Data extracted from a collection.
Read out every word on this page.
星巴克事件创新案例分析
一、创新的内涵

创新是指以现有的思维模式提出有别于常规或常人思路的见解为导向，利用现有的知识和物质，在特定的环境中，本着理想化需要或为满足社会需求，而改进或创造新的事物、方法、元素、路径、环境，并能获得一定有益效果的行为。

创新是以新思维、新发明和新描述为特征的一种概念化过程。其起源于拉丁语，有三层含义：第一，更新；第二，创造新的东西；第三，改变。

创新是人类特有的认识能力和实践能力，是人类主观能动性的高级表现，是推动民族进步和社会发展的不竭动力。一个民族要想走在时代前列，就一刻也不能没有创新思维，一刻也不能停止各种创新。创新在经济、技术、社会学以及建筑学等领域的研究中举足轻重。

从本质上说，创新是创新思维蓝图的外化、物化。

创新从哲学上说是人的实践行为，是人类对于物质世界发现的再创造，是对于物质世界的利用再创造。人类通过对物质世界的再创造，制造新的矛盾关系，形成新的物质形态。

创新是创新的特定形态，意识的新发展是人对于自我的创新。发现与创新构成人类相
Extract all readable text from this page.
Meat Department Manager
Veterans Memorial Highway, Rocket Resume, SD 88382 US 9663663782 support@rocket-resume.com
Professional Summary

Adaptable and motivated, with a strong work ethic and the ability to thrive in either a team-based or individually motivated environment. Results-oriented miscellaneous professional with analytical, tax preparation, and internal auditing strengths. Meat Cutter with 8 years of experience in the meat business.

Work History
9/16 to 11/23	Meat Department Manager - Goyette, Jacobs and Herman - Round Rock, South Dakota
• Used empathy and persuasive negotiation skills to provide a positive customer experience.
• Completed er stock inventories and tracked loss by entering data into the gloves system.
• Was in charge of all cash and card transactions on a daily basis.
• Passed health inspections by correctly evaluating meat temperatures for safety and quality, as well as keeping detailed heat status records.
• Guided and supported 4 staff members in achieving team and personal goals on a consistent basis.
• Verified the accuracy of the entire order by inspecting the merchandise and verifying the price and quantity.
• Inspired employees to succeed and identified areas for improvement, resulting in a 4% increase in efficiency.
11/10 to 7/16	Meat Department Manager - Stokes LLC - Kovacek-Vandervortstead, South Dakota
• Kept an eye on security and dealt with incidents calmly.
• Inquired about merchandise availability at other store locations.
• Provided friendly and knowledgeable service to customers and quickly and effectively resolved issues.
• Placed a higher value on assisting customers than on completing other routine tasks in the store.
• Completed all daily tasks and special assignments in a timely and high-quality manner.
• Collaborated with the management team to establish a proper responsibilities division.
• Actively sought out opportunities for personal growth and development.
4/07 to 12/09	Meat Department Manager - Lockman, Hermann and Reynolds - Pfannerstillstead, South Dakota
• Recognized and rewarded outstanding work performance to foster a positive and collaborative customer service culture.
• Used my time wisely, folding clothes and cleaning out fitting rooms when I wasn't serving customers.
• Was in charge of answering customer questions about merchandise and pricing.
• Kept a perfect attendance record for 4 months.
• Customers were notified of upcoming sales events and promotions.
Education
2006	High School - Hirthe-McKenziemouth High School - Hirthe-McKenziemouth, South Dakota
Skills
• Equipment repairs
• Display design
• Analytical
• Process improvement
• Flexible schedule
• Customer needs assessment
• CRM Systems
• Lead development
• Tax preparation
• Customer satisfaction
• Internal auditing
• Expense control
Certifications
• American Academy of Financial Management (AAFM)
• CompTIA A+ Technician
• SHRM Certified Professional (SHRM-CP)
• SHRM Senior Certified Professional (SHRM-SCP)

TASK PROMPT. Print the material verbatim, all of it.

RESULT OF THE EXERCISE.
Read out every word on this page.
星巴克事件创新案例分析
一、创新的内涵

创新是指以现有的思维模式提出有别于常规或常人思路的见解为导向，利用现有的知识和物质，在特定的环境中，本着理想化需要或为满足社会需求，而改进或创造新的事物、方法、元素、路径、环境，并能获得一定有益效果的行为。

创新是以新思维、新发明和新描述为特征的一种概念化过程。其起源于拉丁语，有三层含义：第一，更新；第二，创造新的东西；第三，改变。

创新是人类特有的认识能力和实践能力，是人类主观能动性的高级表现，是推动民族进步和社会发展的不竭动力。一个民族要想走在时代前列，就一刻也不能没有创新思维，一刻也不能停止各种创新。创新在经济、技术、社会学以及建筑学等领域的研究中举足轻重。

从本质上说，创新是创新思维蓝图的外化、物化。

创新从哲学上说是人的实践行为，是人类对于物质世界发现的再创造，是对于物质世界的利用再创造。人类通过对物质世界的再创造，制造新的矛盾关系，形成新的物质形态。

创新是创新的特定形态，意识的新发展是人对于自我的创新。发现与创新构成人类相
Extract all readable text from this page.
Meat Department Manager
Veterans Memorial Highway, Rocket Resume, SD 88382 US 9663663782 support@rocket-resume.com
Professional Summary

Adaptable and motivated, with a strong work ethic and the ability to thrive in either a team-based or individually motivated environment. Results-oriented miscellaneous professional with analytical, tax preparation, and internal auditing strengths. Meat Cutter with 8 years of experience in the meat business.

Work History
9/16 to 11/23	Meat Department Manager - Goyette, Jacobs and Herman - Round Rock, South Dakota
• Used empathy and persuasive negotiation skills to provide a positive customer experience.
• Completed er stock inventories and tracked loss by entering data into the gloves system.
• Was in charge of all cash and card transactions on a daily basis.
• Passed health inspections by correctly evaluating meat temperatures for safety and quality, as well as keeping detailed heat status records.
• Guided and supported 4 staff members in achieving team and personal goals on a consistent basis.
• Verified the accuracy of the entire order by inspecting the merchandise and verifying the price and quantity.
• Inspired employees to succeed and identified areas for improvement, resulting in a 4% increase in efficiency.
11/10 to 7/16	Meat Department Manager - Stokes LLC - Kovacek-Vandervortstead, South Dakota
• Kept an eye on security and dealt with incidents calmly.
• Inquired about merchandise availability at other store locations.
• Provided friendly and knowledgeable service to customers and quickly and effectively resolved issues.
• Placed a higher value on assisting customers than on completing other routine tasks in the store.
• Completed all daily tasks and special assignments in a timely and high-quality manner.
• Collaborated with the management team to establish a proper responsibilities division.
• Actively sought out opportunities for personal growth and development.
4/07 to 12/09	Meat Department Manager - Lockman, Hermann and Reynolds - Pfannerstillstead, South Dakota
• Recognized and rewarded outstanding work performance to foster a positive and collaborative customer service culture.
• Used my time wisely, folding clothes and cleaning out fitting rooms when I wasn't serving customers.
• Was in charge of answering customer questions about merchandise and pricing.
• Kept a perfect attendance record for 4 months.
• Customers were notified of upcoming sales events and promotions.
Education
2006	High School - Hirthe-McKenziemouth High School - Hirthe-McKenziemouth, South Dakota
Skills
• Equipment repairs
• Display design
• Analytical
• Process improvement
• Flexible schedule
• Customer needs assessment
• CRM Systems
• Lead development
• Tax preparation
• Customer satisfaction
• Internal auditing
• Expense control
Certifications
• American Academy of Financial Management (AAFM)
• CompTIA A+ Technician
• SHRM Certified Professional (SHRM-CP)
• SHRM Senior Certified Professional (SHRM-SCP)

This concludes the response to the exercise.